_Objective_
Report how many lines of the records below include the word "content". Give nothing but the number.

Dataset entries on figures
* Begin *

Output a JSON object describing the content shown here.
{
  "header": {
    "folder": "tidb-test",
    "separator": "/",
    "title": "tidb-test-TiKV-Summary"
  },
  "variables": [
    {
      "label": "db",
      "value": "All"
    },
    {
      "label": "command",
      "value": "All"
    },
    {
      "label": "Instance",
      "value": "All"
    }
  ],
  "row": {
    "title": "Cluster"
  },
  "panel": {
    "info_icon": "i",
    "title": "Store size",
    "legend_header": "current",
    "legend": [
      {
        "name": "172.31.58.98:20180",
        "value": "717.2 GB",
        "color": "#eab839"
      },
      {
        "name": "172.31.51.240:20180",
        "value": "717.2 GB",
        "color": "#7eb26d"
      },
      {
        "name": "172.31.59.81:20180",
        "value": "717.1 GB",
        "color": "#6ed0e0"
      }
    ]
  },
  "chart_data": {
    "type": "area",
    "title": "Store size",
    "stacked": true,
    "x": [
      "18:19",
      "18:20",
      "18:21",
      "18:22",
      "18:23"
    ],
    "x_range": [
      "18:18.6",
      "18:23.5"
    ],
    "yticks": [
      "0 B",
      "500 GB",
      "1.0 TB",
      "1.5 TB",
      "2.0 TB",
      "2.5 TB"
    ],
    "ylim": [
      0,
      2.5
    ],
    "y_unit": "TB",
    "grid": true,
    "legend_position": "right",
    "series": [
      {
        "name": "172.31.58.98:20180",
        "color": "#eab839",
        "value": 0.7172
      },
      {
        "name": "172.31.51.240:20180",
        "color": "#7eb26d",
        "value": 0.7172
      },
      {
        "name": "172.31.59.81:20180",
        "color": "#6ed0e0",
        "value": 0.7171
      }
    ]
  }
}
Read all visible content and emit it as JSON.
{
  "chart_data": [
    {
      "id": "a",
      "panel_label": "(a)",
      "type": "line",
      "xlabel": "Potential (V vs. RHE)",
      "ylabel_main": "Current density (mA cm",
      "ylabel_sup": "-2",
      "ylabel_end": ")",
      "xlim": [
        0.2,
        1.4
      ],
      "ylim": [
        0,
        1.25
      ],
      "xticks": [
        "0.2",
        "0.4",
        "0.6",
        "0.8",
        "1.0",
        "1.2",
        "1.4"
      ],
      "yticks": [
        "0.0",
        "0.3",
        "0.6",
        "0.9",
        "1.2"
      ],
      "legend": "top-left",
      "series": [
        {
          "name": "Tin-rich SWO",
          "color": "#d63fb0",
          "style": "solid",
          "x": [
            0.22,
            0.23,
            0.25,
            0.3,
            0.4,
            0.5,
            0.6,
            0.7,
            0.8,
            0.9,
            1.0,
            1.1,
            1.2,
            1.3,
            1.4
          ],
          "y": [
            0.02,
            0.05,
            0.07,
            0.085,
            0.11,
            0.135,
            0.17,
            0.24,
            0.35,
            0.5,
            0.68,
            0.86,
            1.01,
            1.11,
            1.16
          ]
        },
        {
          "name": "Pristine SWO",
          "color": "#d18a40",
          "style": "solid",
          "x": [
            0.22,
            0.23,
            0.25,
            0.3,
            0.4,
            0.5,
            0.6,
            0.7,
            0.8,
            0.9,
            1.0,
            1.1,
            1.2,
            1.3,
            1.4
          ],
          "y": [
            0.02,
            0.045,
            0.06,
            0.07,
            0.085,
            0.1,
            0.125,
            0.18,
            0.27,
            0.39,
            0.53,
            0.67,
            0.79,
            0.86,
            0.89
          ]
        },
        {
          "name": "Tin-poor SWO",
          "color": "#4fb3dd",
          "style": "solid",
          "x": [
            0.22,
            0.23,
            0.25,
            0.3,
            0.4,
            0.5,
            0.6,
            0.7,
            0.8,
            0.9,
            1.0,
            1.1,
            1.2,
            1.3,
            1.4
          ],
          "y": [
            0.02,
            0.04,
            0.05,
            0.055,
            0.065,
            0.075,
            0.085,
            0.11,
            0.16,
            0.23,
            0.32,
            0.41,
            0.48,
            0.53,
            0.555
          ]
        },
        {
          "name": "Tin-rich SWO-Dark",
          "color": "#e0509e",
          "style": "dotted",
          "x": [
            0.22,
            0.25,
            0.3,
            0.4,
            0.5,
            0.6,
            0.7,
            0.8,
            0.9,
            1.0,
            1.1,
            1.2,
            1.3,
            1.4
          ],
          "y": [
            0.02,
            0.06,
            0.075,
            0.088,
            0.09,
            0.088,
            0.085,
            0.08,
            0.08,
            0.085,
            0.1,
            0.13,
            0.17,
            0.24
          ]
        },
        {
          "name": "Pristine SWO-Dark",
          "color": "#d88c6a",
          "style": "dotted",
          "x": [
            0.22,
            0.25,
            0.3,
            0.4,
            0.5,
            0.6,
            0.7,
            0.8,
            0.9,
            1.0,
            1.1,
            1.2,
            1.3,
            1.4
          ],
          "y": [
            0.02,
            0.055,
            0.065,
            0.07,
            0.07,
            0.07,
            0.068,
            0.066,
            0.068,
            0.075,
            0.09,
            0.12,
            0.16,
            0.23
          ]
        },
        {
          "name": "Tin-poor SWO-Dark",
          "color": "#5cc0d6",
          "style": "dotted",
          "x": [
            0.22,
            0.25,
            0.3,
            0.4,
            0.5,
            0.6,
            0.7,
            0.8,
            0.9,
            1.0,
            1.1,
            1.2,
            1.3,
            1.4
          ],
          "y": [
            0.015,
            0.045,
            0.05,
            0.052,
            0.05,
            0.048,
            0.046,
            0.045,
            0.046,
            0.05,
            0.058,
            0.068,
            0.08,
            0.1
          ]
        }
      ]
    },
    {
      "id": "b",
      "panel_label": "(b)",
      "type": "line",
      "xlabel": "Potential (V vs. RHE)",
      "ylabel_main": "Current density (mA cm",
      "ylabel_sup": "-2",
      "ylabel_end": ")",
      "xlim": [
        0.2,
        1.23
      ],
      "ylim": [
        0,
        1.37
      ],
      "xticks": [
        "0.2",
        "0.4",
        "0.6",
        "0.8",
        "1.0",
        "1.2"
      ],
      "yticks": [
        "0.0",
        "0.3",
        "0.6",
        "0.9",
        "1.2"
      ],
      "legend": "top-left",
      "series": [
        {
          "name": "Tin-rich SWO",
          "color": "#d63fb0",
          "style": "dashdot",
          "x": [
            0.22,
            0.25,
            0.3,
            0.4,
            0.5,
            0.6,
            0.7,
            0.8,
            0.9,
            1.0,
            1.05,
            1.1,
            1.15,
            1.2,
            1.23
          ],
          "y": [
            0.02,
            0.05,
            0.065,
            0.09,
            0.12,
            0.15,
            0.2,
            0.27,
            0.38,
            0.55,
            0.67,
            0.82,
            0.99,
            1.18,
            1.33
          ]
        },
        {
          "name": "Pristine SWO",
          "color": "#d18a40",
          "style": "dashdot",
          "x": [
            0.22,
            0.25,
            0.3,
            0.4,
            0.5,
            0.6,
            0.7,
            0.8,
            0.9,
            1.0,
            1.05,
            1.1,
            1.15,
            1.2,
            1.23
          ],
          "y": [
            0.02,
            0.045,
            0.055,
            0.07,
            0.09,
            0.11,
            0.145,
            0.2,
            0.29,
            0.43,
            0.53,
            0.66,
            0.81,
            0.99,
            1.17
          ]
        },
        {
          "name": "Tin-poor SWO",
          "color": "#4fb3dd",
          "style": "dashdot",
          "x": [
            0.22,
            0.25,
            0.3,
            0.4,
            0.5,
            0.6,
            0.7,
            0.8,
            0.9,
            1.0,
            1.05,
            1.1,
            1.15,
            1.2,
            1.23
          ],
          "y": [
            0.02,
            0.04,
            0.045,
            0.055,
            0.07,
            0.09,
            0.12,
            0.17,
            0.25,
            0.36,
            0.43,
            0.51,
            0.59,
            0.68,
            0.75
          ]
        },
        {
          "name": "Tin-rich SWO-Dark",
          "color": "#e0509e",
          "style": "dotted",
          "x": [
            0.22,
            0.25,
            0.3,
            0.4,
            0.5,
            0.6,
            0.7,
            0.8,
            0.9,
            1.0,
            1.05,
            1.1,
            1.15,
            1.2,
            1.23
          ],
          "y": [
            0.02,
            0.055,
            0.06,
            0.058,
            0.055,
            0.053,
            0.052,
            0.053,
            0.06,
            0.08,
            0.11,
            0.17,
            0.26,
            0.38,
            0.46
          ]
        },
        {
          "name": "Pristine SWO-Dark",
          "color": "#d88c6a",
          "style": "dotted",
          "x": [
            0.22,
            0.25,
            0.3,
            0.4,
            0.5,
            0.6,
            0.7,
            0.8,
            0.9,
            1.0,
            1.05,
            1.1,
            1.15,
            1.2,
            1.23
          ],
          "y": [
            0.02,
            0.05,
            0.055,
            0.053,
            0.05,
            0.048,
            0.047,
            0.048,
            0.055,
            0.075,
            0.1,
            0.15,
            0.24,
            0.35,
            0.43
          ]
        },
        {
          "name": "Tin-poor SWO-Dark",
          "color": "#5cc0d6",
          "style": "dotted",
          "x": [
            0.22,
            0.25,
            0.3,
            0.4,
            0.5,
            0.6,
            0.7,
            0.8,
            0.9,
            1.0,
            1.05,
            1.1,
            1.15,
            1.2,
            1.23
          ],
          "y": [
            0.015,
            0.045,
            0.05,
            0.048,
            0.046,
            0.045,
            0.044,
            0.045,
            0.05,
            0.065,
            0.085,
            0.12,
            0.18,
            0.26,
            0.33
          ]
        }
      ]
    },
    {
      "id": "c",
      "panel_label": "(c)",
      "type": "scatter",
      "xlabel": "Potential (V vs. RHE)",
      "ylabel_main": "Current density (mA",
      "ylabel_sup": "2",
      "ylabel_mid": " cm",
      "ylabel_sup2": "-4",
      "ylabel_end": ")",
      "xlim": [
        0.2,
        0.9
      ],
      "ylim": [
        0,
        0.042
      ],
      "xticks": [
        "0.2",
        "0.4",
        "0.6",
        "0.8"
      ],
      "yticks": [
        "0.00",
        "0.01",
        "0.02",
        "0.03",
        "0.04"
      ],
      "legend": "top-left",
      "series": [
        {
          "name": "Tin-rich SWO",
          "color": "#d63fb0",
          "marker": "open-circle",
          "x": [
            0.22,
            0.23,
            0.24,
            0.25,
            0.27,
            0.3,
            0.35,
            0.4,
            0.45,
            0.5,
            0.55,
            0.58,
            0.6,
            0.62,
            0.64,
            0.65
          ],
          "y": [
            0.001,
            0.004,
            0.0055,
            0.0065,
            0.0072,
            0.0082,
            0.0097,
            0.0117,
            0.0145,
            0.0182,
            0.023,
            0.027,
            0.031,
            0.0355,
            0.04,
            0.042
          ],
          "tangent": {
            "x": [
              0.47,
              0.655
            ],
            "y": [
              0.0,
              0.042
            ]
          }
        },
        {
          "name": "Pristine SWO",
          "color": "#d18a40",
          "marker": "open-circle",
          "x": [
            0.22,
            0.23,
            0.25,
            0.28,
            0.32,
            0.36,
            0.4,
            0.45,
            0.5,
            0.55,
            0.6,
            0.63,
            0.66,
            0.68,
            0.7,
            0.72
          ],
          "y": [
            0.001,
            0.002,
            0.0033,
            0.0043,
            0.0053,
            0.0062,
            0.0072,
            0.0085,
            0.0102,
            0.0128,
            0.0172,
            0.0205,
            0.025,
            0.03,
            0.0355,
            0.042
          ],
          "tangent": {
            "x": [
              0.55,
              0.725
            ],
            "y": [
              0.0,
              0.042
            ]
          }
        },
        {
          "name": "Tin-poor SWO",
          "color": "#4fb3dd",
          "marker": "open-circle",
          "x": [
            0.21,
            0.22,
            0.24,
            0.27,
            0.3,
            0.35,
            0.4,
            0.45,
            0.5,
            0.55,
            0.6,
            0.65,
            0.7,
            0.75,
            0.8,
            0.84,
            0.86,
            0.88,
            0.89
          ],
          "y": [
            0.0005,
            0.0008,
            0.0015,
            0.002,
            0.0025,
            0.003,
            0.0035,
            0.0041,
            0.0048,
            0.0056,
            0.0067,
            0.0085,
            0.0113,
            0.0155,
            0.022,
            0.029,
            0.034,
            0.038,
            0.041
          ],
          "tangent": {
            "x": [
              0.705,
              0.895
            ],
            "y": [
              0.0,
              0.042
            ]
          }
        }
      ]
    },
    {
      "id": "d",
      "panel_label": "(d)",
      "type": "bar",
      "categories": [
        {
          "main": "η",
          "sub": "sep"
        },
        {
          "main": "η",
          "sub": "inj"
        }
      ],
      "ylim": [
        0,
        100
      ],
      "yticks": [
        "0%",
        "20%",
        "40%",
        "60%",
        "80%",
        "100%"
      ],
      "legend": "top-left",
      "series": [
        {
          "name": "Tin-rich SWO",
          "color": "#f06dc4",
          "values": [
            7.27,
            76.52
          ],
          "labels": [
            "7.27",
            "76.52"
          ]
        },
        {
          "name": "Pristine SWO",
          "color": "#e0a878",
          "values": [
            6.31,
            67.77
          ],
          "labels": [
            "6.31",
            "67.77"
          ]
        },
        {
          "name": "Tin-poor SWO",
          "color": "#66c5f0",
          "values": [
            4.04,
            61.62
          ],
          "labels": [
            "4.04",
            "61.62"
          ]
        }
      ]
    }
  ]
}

* End *

_Solved problem_
2